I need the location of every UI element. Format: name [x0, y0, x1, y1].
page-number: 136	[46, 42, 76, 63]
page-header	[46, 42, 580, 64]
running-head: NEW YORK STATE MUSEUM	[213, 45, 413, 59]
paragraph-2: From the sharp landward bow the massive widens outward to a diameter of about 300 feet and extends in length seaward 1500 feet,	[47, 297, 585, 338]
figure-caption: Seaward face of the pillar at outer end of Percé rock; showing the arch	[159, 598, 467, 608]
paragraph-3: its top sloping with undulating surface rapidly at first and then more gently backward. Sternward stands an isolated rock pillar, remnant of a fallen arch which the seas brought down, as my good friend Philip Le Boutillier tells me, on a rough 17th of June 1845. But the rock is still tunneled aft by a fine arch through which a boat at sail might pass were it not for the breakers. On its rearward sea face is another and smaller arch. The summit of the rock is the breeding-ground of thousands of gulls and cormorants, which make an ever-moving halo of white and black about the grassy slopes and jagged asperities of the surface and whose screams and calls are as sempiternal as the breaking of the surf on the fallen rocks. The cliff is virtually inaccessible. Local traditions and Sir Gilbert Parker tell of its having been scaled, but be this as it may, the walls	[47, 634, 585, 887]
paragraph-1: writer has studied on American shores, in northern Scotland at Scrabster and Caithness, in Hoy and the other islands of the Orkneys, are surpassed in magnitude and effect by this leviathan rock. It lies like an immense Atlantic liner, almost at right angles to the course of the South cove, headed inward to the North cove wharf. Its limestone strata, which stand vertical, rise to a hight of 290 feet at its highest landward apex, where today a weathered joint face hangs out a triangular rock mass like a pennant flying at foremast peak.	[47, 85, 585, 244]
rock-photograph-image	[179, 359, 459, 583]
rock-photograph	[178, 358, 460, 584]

+-------+

Written exercise: Please copy the records above line for line, changing nothing.

Answer to this exercise:
I need the location of every UI element. Format: name [x0, y0, x1, y1].
page-number: 136	[46, 42, 76, 63]
page-header	[46, 42, 580, 64]
running-head: NEW YORK STATE MUSEUM	[213, 45, 413, 59]
paragraph-2: From the sharp landward bow the massive widens outward to a diameter of about 300 feet and extends in length seaward 1500 feet,	[47, 297, 585, 338]
figure-caption: Seaward face of the pillar at outer end of Percé rock; showing the arch	[159, 598, 467, 608]
paragraph-3: its top sloping with undulating surface rapidly at first and then more gently backward. Sternward stands an isolated rock pillar, remnant of a fallen arch which the seas brought down, as my good friend Philip Le Boutillier tells me, on a rough 17th of June 1845. But the rock is still tunneled aft by a fine arch through which a boat at sail might pass were it not for the breakers. On its rearward sea face is another and smaller arch. The summit of the rock is the breeding-ground of thousands of gulls and cormorants, which make an ever-moving halo of white and black about the grassy slopes and jagged asperities of the surface and whose screams and calls are as sempiternal as the breaking of the surf on the fallen rocks. The cliff is virtually inaccessible. Local traditions and Sir Gilbert Parker tell of its having been scaled, but be this as it may, the walls	[47, 634, 585, 887]
paragraph-1: writer has studied on American shores, in northern Scotland at Scrabster and Caithness, in Hoy and the other islands of the Orkneys, are surpassed in magnitude and effect by this leviathan rock. It lies like an immense Atlantic liner, almost at right angles to the course of the South cove, headed inward to the North cove wharf. Its limestone strata, which stand vertical, rise to a hight of 290 feet at its highest landward apex, where today a weathered joint face hangs out a triangular rock mass like a pennant flying at foremast peak.	[47, 85, 585, 244]
rock-photograph-image	[179, 359, 459, 583]
rock-photograph	[178, 358, 460, 584]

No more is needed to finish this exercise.